▸ Data section

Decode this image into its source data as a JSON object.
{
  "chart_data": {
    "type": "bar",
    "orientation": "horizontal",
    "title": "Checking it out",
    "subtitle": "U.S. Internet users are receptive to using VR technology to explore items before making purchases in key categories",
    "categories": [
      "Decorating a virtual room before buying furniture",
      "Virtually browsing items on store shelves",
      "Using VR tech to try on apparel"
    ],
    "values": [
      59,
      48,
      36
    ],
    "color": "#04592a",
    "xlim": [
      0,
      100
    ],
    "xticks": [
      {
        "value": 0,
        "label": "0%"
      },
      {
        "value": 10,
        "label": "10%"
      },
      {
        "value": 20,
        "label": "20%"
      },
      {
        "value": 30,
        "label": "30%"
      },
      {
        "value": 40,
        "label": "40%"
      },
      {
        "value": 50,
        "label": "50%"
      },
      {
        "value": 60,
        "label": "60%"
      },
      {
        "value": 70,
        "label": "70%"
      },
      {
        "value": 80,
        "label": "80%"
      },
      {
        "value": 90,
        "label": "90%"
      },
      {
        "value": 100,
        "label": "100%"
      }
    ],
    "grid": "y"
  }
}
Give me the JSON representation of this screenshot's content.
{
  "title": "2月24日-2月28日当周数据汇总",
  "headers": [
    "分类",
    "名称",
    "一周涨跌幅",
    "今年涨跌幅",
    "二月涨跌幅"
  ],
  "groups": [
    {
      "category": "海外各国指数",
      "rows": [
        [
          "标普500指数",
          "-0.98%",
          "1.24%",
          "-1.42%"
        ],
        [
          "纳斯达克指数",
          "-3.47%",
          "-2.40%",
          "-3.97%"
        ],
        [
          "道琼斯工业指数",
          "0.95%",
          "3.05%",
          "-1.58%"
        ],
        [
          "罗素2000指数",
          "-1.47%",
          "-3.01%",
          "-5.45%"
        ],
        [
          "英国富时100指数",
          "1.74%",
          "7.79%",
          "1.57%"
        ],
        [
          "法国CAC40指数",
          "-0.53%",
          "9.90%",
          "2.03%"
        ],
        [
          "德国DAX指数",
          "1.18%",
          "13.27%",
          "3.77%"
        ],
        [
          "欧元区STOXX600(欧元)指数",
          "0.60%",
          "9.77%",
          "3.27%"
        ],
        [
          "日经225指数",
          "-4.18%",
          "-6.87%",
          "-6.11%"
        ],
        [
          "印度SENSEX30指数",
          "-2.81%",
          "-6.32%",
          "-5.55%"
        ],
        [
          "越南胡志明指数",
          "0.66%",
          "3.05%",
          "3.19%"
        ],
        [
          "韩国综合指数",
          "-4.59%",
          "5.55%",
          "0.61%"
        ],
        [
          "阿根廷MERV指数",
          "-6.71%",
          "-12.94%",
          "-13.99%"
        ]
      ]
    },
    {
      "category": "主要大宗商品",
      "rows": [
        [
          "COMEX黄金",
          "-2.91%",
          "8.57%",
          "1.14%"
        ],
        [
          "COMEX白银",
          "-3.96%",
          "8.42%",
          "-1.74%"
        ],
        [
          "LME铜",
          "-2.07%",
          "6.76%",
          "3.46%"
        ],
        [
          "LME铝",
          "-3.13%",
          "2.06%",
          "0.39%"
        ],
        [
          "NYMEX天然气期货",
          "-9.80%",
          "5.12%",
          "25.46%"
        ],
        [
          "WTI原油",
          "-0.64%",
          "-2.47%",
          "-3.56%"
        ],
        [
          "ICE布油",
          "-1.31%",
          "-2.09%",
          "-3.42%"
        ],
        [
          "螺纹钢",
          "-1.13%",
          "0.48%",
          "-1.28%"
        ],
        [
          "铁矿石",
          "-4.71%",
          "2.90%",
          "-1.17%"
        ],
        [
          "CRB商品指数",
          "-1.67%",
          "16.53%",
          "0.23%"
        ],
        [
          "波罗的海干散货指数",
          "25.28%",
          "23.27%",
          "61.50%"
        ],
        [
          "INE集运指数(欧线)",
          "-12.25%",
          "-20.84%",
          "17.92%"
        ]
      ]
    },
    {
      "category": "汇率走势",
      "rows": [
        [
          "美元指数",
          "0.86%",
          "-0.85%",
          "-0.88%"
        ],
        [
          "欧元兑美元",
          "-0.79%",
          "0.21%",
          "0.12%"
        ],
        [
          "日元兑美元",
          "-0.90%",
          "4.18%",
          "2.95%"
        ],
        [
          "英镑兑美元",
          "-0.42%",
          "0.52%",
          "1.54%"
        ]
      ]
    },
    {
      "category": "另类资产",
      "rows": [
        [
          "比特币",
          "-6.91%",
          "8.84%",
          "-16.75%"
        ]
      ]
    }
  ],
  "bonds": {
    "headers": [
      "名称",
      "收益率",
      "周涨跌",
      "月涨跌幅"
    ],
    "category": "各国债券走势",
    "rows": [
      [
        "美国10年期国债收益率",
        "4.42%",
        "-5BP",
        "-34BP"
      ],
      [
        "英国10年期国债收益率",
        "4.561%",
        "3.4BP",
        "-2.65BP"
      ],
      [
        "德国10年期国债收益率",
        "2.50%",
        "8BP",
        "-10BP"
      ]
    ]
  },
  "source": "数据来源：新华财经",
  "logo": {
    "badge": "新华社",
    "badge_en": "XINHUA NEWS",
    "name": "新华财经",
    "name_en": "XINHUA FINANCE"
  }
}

▸ What is being asked
Copy and report every line where the word "category" is present.

▸ Final result
      "category": "海外各国指数",
      "category": "主要大宗商品",
      "category": "汇率走势",
      "category": "另类资产",
    "category": "各国债券走势",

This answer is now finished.